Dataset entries
════

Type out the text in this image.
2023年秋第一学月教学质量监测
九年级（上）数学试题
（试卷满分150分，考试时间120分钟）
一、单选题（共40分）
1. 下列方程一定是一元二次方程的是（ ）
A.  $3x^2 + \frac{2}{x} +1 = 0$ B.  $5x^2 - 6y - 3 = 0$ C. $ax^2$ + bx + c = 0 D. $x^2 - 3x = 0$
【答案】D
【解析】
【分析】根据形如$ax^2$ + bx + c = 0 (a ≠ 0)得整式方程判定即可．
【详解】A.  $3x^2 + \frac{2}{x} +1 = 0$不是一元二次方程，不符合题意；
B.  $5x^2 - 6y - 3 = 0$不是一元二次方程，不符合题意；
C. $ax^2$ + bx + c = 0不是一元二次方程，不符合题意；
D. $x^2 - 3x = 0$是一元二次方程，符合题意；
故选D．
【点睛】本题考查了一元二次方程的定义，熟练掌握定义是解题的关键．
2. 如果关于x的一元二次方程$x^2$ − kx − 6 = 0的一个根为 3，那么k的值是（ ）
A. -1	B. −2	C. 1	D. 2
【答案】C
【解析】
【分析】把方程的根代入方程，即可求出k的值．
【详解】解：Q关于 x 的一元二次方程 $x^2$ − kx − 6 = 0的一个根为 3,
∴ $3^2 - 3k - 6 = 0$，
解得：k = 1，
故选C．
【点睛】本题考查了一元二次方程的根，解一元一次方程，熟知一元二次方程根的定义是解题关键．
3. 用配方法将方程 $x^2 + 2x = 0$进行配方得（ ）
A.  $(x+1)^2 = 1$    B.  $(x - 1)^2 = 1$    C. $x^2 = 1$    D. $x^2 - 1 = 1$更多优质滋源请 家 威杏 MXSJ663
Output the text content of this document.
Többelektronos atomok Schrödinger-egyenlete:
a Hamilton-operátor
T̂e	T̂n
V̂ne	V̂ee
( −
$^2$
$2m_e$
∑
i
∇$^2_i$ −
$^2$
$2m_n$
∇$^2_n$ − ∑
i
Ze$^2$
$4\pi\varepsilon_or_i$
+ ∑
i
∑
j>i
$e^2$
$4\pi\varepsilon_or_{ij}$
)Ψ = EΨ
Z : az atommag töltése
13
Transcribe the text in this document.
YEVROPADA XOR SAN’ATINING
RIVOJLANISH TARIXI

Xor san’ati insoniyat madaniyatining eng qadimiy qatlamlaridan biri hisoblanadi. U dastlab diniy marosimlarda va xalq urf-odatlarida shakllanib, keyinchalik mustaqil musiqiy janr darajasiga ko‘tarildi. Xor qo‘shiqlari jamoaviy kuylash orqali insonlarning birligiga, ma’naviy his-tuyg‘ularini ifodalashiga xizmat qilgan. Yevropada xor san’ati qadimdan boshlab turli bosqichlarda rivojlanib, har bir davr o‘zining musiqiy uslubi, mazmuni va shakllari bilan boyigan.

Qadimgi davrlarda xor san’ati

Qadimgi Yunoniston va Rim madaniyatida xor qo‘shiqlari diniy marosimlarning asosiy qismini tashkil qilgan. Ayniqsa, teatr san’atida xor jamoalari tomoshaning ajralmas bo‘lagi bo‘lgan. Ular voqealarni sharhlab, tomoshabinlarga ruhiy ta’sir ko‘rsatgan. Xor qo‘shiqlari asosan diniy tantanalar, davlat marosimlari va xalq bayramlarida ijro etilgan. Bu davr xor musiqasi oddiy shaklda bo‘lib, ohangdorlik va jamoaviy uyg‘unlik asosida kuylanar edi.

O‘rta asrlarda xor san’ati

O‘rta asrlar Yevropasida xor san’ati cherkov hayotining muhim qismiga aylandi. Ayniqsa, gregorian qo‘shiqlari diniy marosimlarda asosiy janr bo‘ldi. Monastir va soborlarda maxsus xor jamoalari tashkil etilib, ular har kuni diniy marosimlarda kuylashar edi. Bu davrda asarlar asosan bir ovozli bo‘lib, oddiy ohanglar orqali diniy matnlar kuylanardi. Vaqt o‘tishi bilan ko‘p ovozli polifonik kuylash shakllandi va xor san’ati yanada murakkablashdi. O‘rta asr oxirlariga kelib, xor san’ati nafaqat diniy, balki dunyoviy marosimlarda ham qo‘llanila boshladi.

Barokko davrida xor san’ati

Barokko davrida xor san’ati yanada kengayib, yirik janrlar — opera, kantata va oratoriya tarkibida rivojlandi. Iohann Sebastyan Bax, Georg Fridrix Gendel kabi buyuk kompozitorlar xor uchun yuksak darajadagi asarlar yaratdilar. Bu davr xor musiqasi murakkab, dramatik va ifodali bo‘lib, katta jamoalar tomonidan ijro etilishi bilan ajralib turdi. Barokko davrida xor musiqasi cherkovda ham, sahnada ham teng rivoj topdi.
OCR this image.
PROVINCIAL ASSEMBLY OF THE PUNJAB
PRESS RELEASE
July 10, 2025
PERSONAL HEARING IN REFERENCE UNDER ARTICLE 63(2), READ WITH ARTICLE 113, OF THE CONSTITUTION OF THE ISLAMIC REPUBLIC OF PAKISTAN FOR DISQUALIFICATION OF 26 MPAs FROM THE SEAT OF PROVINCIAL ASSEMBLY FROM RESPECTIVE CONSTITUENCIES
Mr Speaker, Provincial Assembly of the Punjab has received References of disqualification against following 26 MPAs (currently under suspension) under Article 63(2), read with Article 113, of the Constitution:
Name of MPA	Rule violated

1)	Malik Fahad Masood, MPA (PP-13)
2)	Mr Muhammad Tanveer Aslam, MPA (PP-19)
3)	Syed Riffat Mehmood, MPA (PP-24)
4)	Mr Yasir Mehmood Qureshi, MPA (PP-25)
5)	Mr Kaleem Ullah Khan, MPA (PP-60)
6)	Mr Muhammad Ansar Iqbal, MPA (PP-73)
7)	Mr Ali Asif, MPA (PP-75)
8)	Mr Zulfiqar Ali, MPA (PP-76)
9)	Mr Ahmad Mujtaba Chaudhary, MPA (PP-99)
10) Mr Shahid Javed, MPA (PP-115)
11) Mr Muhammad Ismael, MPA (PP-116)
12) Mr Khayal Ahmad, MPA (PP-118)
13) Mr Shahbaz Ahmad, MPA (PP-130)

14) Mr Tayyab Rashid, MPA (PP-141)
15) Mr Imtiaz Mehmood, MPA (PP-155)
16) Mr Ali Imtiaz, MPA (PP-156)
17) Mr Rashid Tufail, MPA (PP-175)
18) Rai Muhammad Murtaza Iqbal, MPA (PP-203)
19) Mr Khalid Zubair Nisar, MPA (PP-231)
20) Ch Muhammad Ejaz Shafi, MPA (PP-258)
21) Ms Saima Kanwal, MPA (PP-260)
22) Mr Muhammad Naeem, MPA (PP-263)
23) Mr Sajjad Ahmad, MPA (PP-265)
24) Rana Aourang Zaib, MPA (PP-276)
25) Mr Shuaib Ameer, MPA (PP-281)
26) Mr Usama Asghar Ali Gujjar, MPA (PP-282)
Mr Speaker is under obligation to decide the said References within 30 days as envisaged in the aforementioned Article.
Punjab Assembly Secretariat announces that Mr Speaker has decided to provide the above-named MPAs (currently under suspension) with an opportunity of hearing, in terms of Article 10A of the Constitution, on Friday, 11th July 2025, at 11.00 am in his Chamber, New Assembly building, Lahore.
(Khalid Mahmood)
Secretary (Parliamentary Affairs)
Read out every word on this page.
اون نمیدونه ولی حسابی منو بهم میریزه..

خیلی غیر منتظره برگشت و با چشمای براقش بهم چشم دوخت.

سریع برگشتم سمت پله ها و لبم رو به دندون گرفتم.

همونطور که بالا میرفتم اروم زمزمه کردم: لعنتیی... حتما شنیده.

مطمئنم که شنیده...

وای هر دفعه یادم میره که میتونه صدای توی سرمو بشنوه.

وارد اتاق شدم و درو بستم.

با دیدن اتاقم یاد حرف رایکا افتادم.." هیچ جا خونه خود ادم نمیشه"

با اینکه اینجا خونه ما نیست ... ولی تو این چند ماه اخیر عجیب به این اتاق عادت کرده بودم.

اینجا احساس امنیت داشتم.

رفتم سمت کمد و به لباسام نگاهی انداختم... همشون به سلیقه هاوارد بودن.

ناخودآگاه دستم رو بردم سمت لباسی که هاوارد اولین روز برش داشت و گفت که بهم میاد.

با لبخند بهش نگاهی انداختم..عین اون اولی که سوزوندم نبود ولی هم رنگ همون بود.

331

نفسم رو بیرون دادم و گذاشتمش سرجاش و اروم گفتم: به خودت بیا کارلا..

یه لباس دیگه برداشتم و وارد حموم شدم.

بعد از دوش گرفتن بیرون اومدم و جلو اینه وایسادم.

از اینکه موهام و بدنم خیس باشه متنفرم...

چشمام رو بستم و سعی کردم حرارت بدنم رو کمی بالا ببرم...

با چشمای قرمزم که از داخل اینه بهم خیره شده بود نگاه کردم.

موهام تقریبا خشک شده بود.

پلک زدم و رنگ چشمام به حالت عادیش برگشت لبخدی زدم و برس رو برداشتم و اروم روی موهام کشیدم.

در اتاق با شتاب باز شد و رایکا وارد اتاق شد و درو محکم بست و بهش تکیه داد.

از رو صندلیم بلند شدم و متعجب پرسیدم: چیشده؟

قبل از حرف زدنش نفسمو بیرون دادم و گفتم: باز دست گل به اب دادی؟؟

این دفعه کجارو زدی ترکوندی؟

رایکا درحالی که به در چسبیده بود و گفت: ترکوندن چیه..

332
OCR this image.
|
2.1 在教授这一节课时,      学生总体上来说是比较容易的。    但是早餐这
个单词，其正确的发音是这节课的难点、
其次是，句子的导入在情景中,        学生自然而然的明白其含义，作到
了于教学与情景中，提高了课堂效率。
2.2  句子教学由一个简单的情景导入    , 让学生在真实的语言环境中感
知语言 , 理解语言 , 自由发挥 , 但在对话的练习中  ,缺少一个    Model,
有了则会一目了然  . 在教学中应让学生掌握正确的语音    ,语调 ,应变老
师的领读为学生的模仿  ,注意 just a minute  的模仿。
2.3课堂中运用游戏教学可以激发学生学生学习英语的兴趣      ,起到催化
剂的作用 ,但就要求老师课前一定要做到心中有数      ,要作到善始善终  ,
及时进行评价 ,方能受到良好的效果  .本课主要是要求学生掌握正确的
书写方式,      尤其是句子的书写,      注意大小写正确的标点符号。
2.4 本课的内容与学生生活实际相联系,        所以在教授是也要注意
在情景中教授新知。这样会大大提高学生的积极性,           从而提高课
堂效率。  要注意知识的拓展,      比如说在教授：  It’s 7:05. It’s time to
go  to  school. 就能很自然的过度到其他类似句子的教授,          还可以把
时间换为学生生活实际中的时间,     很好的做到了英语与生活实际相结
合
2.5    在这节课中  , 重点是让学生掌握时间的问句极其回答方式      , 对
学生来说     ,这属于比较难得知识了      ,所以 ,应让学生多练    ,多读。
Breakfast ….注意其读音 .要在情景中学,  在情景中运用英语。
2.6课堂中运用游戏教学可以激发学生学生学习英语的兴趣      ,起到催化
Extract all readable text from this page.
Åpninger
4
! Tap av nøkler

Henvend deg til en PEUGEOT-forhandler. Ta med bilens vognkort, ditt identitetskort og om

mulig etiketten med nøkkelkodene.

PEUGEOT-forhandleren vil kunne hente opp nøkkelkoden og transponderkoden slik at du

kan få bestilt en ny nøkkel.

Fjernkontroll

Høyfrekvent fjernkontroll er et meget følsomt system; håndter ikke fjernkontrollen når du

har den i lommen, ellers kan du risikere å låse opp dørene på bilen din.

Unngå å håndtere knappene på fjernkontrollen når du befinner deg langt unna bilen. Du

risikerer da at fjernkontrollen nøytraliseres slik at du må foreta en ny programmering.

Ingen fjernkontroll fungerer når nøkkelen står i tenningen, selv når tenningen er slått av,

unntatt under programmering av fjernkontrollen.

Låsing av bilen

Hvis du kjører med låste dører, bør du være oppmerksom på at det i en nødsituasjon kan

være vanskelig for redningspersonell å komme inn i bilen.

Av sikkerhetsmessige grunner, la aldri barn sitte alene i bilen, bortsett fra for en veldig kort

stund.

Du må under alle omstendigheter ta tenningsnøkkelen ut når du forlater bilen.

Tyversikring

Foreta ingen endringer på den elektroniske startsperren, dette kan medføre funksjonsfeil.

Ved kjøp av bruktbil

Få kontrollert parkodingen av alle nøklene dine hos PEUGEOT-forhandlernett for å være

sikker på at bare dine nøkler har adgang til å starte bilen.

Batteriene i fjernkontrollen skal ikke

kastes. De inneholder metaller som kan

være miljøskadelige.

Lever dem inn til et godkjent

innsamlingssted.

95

════

▶ [Direction]
In the entries above, count each line holding "رایکا" and report the total and nothing more.

▶ [Correct answer]
3